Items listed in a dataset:

|---|

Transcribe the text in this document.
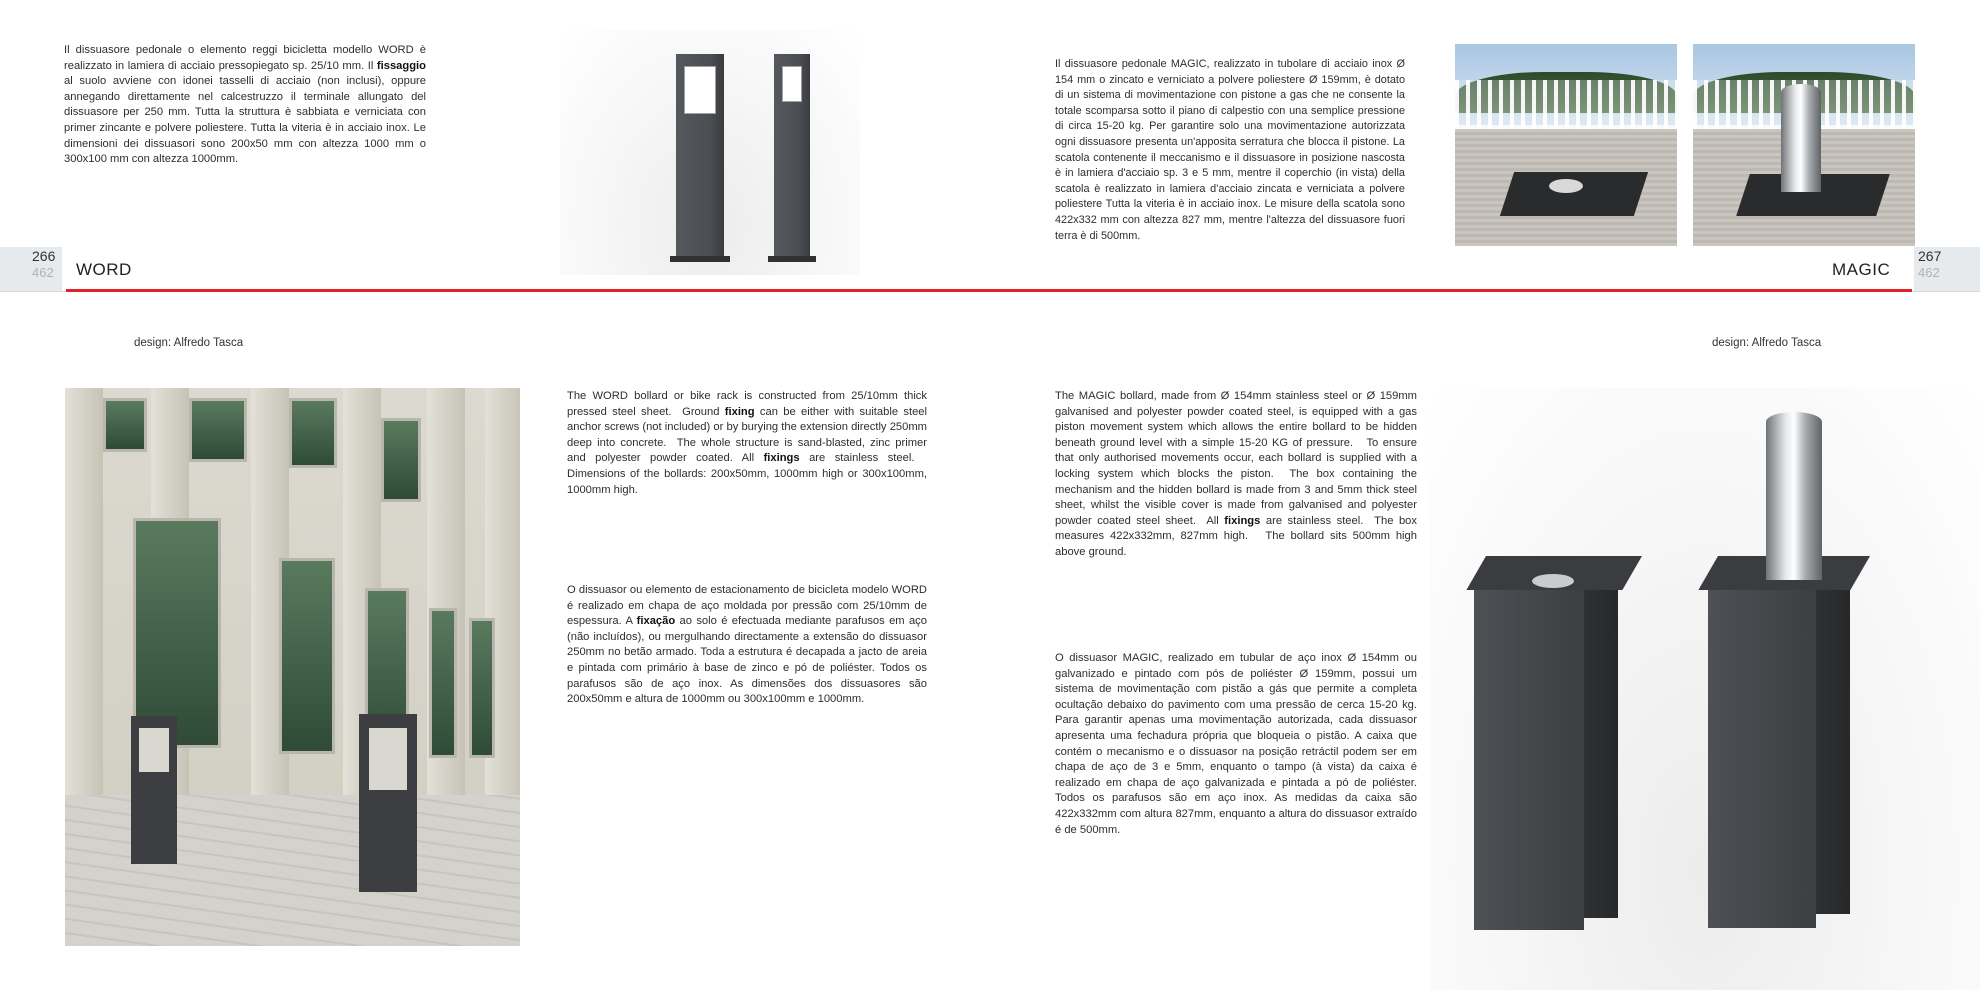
Il dissuasore pedonale o elemento reggi bicicletta modello WORD è realizzato in lamiera di acciaio pressopiegato sp. 25/10 mm. Il fissaggio al suolo avviene con idonei tasselli di acciaio (non inclusi), oppure annegando direttamente nel calcestruzzo il terminale allungato del dissuasore per 250 mm. Tutta la struttura è sabbiata e verniciata con primer zincante e polvere poliestere. Tutta la viteria è in acciaio inox. Le dimensioni dei dissuasori sono 200x50 mm con altezza 1000 mm o 300x100 mm con altezza 1000mm.
266
462 WORD
design: Alfredo Tasca
The WORD bollard or bike rack is constructed from 25/10mm thick pressed steel sheet.  Ground fixing can be either with suitable steel anchor screws (not included) or by burying the extension directly 250mm deep into concrete.  The whole structure is sand-blasted, zinc primer and polyester powder coated. All fixings are stainless steel.   Dimensions of the bollards: 200x50mm, 1000mm high or 300x100mm, 1000mm high.
O dissuasor ou elemento de estacionamento de bicicleta modelo WORD é realizado em chapa de aço moldada por pressão com 25/10mm de espessura. A fixação ao solo é efectuada mediante parafusos em aço (não incluídos), ou mergulhando directamente a extensão do dissuasor 250mm no betão armado. Toda a estrutura é decapada a jacto de areia e pintada com primário à base de zinco e pó de poliéster. Todos os parafusos são de aço inox. As dimensões dos dissuasores são 200x50mm e altura de 1000mm ou 300x100mm e 1000mm.
Il dissuasore pedonale MAGIC, realizzato in tubolare di acciaio inox Ø 154 mm o zincato e verniciato a polvere poliestere Ø 159mm, è dotato di un sistema di movimentazione con pistone a gas che ne consente la totale scomparsa sotto il piano di calpestio con una semplice pressione di circa 15-20 kg. Per garantire solo una movimentazione autorizzata ogni dissuasore presenta un'apposita serratura che blocca il pistone. La scatola contenente il meccanismo e il dissuasore in posizione nascosta è in lamiera d'acciaio sp. 3 e 5 mm, mentre il coperchio (in vista) della scatola è realizzato in lamiera d'acciaio zincata e verniciata a polvere poliestere Tutta la viteria è in acciaio inox. Le misure della scatola sono 422x332 mm con altezza 827 mm, mentre l'altezza del dissuasore fuori terra è di 500mm.
MAGIC
267
462
design: Alfredo Tasca
The MAGIC bollard, made from Ø 154mm stainless steel or Ø 159mm galvanised and polyester powder coated steel, is equipped with a gas piston movement system which allows the entire bollard to be hidden beneath ground level with a simple 15-20 KG of pressure.   To ensure that only authorised movements occur, each bollard is supplied with a locking system which blocks the piston.  The box containing the mechanism and the hidden bollard is made from 3 and 5mm thick steel sheet, whilst the visible cover is made from galvanised and polyester powder coated steel sheet.  All fixings are stainless steel.  The box measures 422x332mm, 827mm high.   The bollard sits 500mm high above ground.
O dissuasor MAGIC, realizado em tubular de aço inox Ø 154mm ou galvanizado e pintado com pós de poliéster Ø 159mm, possui um sistema de movimentação com pistão a gás que permite a completa ocultação debaixo do pavimento com uma pressão de cerca 15-20 kg. Para garantir apenas uma movimentação autorizada, cada dissuasor apresenta uma fechadura própria que bloqueia o pistão. A caixa que contém o mecanismo e o dissuasor na posição retráctil podem ser em chapa de aço de 3 e 5mm, enquanto o tampo (à vista) da caixa é realizado em chapa de aço galvanizada e pintada a pó de poliéster. Todos os parafusos são em aço inox. As medidas da caixa são 422x332mm com altura 827mm, enquanto a altura do dissuasor extraído é de 500mm.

|---|

» **Task**
Among the lines of the material, find those that hold the word "solo" and copy them.

» **Finished task**
O dissuasor ou elemento de estacionamento de bicicleta modelo WORD é realizado em chapa de aço moldada por pressão com 25/10mm de espessura. A fixação ao solo é efectuada mediante parafusos em aço (não incluídos), ou mergulhando directamente a extensão do dissuasor 250mm no betão armado. Toda a estrutura é decapada a jacto de areia e pintada com primário à base de zinco e pó de poliéster. Todos os parafusos são de aço inox. As dimensões dos dissuasores são 200x50mm e altura de 1000mm ou 300x100mm e 1000mm.
Il dissuasore pedonale MAGIC, realizzato in tubolare di acciaio inox Ø 154 mm o zincato e verniciato a polvere poliestere Ø 159mm, è dotato di un sistema di movimentazione con pistone a gas che ne consente la totale scomparsa sotto il piano di calpestio con una semplice pressione di circa 15-20 kg. Per garantire solo una movimentazione autorizzata ogni dissuasore presenta un'apposita serratura che blocca il pistone. La scatola contenente il meccanismo e il dissuasore in posizione nascosta è in lamiera d'acciaio sp. 3 e 5 mm, mentre il coperchio (in vista) della scatola è realizzato in lamiera d'acciaio zincata e verniciata a polvere poliestere Tutta la viteria è in acciaio inox. Le misure della scatola sono 422x332 mm con altezza 827 mm, mentre l'altezza del dissuasore fuori terra è di 500mm.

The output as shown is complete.